**Exercise requirements:** Faithfully return all lines, omitting every embedded picture.

[Dataset records]
^^^^^^^^^^^^^^^^

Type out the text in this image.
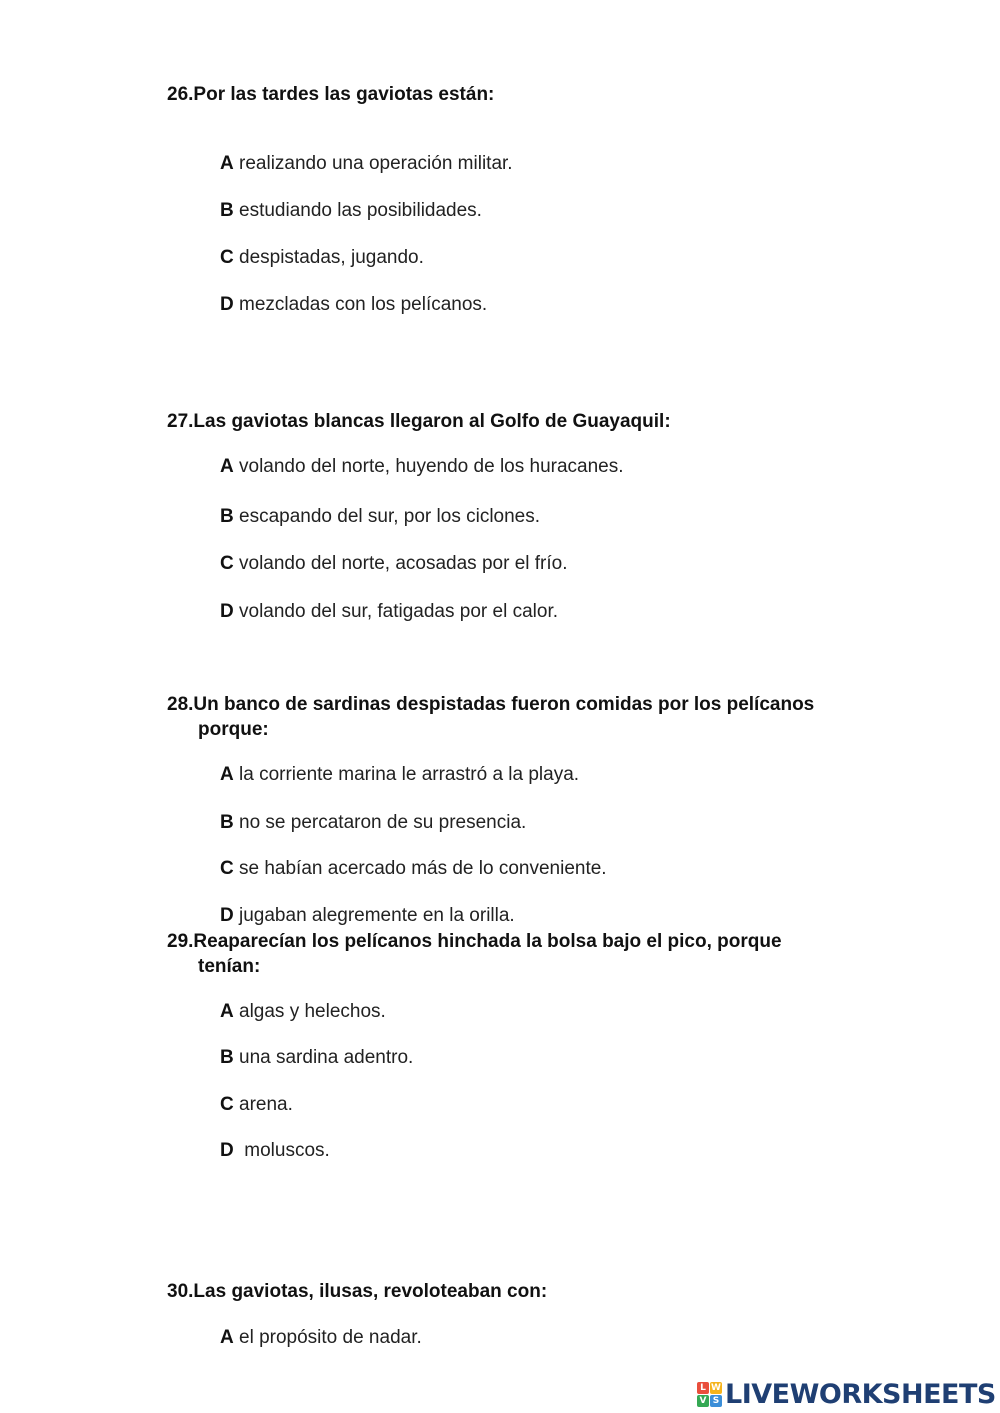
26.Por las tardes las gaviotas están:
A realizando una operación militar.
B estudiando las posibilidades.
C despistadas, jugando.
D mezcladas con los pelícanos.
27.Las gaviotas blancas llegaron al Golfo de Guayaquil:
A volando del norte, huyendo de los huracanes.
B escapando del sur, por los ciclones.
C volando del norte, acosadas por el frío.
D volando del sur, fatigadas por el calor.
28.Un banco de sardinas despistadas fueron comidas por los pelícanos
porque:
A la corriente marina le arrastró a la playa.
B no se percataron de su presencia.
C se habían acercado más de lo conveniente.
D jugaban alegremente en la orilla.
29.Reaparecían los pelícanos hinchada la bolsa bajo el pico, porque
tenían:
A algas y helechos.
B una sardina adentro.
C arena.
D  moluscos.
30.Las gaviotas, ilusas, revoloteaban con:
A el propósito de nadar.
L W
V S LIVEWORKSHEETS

^^^^^^^^^^^^^^^^

**Exercise answer:**
Type out the text in this image.
26.Por las tardes las gaviotas están:
A realizando una operación militar.
B estudiando las posibilidades.
C despistadas, jugando.
D mezcladas con los pelícanos.
27.Las gaviotas blancas llegaron al Golfo de Guayaquil:
A volando del norte, huyendo de los huracanes.
B escapando del sur, por los ciclones.
C volando del norte, acosadas por el frío.
D volando del sur, fatigadas por el calor.
28.Un banco de sardinas despistadas fueron comidas por los pelícanos
porque:
A la corriente marina le arrastró a la playa.
B no se percataron de su presencia.
C se habían acercado más de lo conveniente.
D jugaban alegremente en la orilla.
29.Reaparecían los pelícanos hinchada la bolsa bajo el pico, porque
tenían:
A algas y helechos.
B una sardina adentro.
C arena.
D  moluscos.
30.Las gaviotas, ilusas, revoloteaban con:
A el propósito de nadar.
L W
V S LIVEWORKSHEETS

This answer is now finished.